PROBLEM TO WORK ON >>
Copy the data below verbatim, from its first line through the line containing "Give me the", including both of those lines.

***** STORED DATA *****

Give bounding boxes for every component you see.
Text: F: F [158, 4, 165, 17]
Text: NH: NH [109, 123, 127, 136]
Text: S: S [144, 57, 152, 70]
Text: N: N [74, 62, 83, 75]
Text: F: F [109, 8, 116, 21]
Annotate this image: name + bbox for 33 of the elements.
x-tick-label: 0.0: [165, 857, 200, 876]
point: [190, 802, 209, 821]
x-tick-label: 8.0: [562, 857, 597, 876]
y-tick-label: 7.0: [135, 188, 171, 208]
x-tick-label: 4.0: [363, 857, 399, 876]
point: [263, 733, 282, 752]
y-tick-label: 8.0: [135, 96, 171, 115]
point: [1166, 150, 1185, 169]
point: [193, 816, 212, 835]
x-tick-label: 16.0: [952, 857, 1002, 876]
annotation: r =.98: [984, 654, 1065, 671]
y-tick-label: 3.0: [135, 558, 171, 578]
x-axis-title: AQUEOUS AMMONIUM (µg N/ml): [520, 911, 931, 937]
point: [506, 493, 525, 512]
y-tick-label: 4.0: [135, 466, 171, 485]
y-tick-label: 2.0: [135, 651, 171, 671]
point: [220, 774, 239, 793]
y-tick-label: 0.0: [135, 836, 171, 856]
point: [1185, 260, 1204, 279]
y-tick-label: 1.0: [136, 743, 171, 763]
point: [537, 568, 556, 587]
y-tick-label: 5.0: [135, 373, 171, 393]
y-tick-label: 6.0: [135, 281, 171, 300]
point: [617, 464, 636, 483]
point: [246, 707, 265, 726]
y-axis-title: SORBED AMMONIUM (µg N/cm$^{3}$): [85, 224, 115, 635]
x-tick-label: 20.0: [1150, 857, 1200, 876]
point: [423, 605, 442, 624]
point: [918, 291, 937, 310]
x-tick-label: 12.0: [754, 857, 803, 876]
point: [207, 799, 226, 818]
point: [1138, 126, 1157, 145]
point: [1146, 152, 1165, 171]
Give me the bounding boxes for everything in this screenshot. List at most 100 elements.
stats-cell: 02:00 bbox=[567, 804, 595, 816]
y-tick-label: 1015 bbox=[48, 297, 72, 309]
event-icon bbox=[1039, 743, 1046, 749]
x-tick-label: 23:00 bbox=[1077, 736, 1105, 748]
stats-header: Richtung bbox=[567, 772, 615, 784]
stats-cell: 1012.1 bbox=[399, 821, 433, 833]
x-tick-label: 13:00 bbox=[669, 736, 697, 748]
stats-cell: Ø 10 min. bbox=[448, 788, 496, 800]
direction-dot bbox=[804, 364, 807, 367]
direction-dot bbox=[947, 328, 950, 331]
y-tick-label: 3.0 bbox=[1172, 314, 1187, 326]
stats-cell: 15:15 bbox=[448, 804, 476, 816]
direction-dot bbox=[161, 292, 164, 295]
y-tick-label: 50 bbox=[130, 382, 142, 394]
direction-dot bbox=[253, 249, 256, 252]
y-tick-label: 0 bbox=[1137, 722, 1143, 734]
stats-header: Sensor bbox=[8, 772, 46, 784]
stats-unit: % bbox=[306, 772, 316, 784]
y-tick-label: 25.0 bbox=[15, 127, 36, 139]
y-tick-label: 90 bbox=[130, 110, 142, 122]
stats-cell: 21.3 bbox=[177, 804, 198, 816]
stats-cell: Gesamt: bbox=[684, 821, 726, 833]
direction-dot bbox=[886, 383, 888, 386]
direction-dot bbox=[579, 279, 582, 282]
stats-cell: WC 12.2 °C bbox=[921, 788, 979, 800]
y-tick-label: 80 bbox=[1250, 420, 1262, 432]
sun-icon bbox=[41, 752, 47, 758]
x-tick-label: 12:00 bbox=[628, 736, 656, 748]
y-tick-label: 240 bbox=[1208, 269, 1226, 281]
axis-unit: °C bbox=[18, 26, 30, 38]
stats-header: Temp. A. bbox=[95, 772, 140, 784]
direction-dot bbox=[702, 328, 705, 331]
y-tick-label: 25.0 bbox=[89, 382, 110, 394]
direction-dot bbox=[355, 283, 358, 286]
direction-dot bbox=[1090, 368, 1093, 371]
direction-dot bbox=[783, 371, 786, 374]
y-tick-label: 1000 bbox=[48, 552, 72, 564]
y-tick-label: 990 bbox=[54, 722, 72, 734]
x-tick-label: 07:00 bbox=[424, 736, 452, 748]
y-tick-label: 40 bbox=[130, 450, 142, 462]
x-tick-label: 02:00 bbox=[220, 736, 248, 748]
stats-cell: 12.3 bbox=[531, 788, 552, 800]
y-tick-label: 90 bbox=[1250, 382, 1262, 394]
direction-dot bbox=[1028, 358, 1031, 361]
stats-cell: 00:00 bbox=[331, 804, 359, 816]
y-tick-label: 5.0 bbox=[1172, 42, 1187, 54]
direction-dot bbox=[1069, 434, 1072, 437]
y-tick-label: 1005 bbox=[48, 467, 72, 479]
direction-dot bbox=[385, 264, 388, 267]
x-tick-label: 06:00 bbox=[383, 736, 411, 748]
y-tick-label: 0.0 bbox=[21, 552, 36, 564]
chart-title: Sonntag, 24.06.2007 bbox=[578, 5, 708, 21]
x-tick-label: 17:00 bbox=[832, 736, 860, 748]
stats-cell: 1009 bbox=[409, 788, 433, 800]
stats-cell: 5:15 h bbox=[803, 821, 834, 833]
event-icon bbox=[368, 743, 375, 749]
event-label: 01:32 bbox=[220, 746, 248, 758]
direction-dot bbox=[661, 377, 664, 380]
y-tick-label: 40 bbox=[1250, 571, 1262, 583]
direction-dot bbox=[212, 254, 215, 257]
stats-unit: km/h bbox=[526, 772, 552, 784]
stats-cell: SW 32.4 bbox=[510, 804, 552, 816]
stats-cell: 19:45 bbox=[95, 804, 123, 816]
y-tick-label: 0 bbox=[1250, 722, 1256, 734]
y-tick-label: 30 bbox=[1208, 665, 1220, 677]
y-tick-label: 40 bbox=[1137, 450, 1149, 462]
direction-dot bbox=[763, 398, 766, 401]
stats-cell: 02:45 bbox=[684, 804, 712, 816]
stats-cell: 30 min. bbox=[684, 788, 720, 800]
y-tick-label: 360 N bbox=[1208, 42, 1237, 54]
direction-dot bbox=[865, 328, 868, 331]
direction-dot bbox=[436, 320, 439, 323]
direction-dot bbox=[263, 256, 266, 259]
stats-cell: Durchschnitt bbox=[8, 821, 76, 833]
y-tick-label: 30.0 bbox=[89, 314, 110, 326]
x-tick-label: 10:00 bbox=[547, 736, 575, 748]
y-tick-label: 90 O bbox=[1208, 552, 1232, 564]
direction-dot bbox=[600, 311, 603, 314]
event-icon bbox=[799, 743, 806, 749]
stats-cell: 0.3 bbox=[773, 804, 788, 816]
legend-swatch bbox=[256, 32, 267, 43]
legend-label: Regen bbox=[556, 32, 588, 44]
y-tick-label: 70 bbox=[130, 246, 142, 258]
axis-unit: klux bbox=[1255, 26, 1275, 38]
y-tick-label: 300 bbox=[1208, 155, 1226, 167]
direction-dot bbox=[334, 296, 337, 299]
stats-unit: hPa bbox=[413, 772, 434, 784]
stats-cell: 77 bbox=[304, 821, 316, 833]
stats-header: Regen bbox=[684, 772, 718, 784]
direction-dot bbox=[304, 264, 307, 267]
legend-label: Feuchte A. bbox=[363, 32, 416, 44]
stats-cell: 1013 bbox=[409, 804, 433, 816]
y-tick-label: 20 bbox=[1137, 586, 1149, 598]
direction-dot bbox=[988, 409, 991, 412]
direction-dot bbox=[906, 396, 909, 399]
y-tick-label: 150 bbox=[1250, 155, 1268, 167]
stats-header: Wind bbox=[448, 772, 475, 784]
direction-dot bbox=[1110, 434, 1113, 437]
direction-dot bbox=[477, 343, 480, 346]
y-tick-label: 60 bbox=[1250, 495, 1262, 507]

*****

TASK RESULT >>
Give bounding boxes for every component you see.
Text: F: F [158, 4, 165, 17]
Text: NH: NH [109, 123, 127, 136]
Text: S: S [144, 57, 152, 70]
Text: N: N [74, 62, 83, 75]
Text: F: F [109, 8, 116, 21]
Annotate this image: name + bbox for 33 of the elements.
x-tick-label: 0.0: [165, 857, 200, 876]
point: [190, 802, 209, 821]
x-tick-label: 8.0: [562, 857, 597, 876]
y-tick-label: 7.0: [135, 188, 171, 208]
x-tick-label: 4.0: [363, 857, 399, 876]
point: [263, 733, 282, 752]
y-tick-label: 8.0: [135, 96, 171, 115]
point: [1166, 150, 1185, 169]
point: [193, 816, 212, 835]
x-tick-label: 16.0: [952, 857, 1002, 876]
annotation: r =.98: [984, 654, 1065, 671]
y-tick-label: 3.0: [135, 558, 171, 578]
x-axis-title: AQUEOUS AMMONIUM (µg N/ml): [520, 911, 931, 937]
point: [506, 493, 525, 512]
y-tick-label: 4.0: [135, 466, 171, 485]
y-tick-label: 2.0: [135, 651, 171, 671]
point: [220, 774, 239, 793]
y-tick-label: 0.0: [135, 836, 171, 856]
point: [1185, 260, 1204, 279]
y-tick-label: 1.0: [136, 743, 171, 763]
point: [537, 568, 556, 587]
y-tick-label: 5.0: [135, 373, 171, 393]
y-tick-label: 6.0: [135, 281, 171, 300]
point: [617, 464, 636, 483]
point: [246, 707, 265, 726]
y-axis-title: SORBED AMMONIUM (µg N/cm$^{3}$): [85, 224, 115, 635]
x-tick-label: 20.0: [1150, 857, 1200, 876]
point: [423, 605, 442, 624]
point: [918, 291, 937, 310]
x-tick-label: 12.0: [754, 857, 803, 876]
point: [207, 799, 226, 818]
point: [1138, 126, 1157, 145]
point: [1146, 152, 1165, 171]
Give me the bounding boxes for everything in this screenshot. List at most 100 elements.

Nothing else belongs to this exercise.